Description of the task -> Write out the full set of records below exactly.

Given data ->
+===+
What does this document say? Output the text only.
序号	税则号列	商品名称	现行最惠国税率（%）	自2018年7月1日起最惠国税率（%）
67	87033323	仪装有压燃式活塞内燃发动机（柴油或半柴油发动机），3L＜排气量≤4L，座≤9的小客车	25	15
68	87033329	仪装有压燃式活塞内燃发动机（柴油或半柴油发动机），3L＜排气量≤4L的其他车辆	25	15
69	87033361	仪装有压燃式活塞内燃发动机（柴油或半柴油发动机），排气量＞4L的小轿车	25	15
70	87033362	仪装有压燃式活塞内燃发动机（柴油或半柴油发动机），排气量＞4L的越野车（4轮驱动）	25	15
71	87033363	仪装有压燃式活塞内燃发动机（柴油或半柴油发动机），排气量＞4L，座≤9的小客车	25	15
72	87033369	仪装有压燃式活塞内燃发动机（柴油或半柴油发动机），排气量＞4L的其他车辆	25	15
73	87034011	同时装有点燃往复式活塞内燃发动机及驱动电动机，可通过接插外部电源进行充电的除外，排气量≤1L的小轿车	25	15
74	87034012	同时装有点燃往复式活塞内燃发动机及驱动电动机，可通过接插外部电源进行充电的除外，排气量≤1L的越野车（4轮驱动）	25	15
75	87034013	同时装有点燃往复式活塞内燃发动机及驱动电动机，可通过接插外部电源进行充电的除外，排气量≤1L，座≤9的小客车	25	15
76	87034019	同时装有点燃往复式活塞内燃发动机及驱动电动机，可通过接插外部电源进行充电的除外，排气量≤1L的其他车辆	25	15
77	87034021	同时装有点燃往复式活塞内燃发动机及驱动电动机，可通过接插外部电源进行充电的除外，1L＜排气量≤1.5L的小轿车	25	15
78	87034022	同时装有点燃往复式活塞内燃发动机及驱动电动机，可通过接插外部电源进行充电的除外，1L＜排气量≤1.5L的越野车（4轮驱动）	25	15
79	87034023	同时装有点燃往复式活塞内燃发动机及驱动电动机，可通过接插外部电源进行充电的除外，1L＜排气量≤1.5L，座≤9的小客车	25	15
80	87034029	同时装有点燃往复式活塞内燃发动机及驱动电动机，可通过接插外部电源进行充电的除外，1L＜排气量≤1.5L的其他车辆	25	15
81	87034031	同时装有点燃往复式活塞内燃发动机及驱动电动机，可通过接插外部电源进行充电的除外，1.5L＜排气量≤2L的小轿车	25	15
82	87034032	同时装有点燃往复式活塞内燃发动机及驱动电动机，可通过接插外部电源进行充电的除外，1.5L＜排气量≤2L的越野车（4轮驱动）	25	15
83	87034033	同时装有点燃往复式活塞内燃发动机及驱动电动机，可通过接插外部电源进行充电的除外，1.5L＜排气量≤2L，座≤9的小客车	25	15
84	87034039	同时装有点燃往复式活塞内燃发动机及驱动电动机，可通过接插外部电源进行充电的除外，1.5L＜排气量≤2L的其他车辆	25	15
+===+
Result of the task ->
What does this document say? Output the text only.
序号	税则号列	商品名称	现行最惠国税率（%）	自2018年7月1日起最惠国税率（%）
67	87033323	仪装有压燃式活塞内燃发动机（柴油或半柴油发动机），3L＜排气量≤4L，座≤9的小客车	25	15
68	87033329	仪装有压燃式活塞内燃发动机（柴油或半柴油发动机），3L＜排气量≤4L的其他车辆	25	15
69	87033361	仪装有压燃式活塞内燃发动机（柴油或半柴油发动机），排气量＞4L的小轿车	25	15
70	87033362	仪装有压燃式活塞内燃发动机（柴油或半柴油发动机），排气量＞4L的越野车（4轮驱动）	25	15
71	87033363	仪装有压燃式活塞内燃发动机（柴油或半柴油发动机），排气量＞4L，座≤9的小客车	25	15
72	87033369	仪装有压燃式活塞内燃发动机（柴油或半柴油发动机），排气量＞4L的其他车辆	25	15
73	87034011	同时装有点燃往复式活塞内燃发动机及驱动电动机，可通过接插外部电源进行充电的除外，排气量≤1L的小轿车	25	15
74	87034012	同时装有点燃往复式活塞内燃发动机及驱动电动机，可通过接插外部电源进行充电的除外，排气量≤1L的越野车（4轮驱动）	25	15
75	87034013	同时装有点燃往复式活塞内燃发动机及驱动电动机，可通过接插外部电源进行充电的除外，排气量≤1L，座≤9的小客车	25	15
76	87034019	同时装有点燃往复式活塞内燃发动机及驱动电动机，可通过接插外部电源进行充电的除外，排气量≤1L的其他车辆	25	15
77	87034021	同时装有点燃往复式活塞内燃发动机及驱动电动机，可通过接插外部电源进行充电的除外，1L＜排气量≤1.5L的小轿车	25	15
78	87034022	同时装有点燃往复式活塞内燃发动机及驱动电动机，可通过接插外部电源进行充电的除外，1L＜排气量≤1.5L的越野车（4轮驱动）	25	15
79	87034023	同时装有点燃往复式活塞内燃发动机及驱动电动机，可通过接插外部电源进行充电的除外，1L＜排气量≤1.5L，座≤9的小客车	25	15
80	87034029	同时装有点燃往复式活塞内燃发动机及驱动电动机，可通过接插外部电源进行充电的除外，1L＜排气量≤1.5L的其他车辆	25	15
81	87034031	同时装有点燃往复式活塞内燃发动机及驱动电动机，可通过接插外部电源进行充电的除外，1.5L＜排气量≤2L的小轿车	25	15
82	87034032	同时装有点燃往复式活塞内燃发动机及驱动电动机，可通过接插外部电源进行充电的除外，1.5L＜排气量≤2L的越野车（4轮驱动）	25	15
83	87034033	同时装有点燃往复式活塞内燃发动机及驱动电动机，可通过接插外部电源进行充电的除外，1.5L＜排气量≤2L，座≤9的小客车	25	15
84	87034039	同时装有点燃往复式活塞内燃发动机及驱动电动机，可通过接插外部电源进行充电的除外，1.5L＜排气量≤2L的其他车辆	25	15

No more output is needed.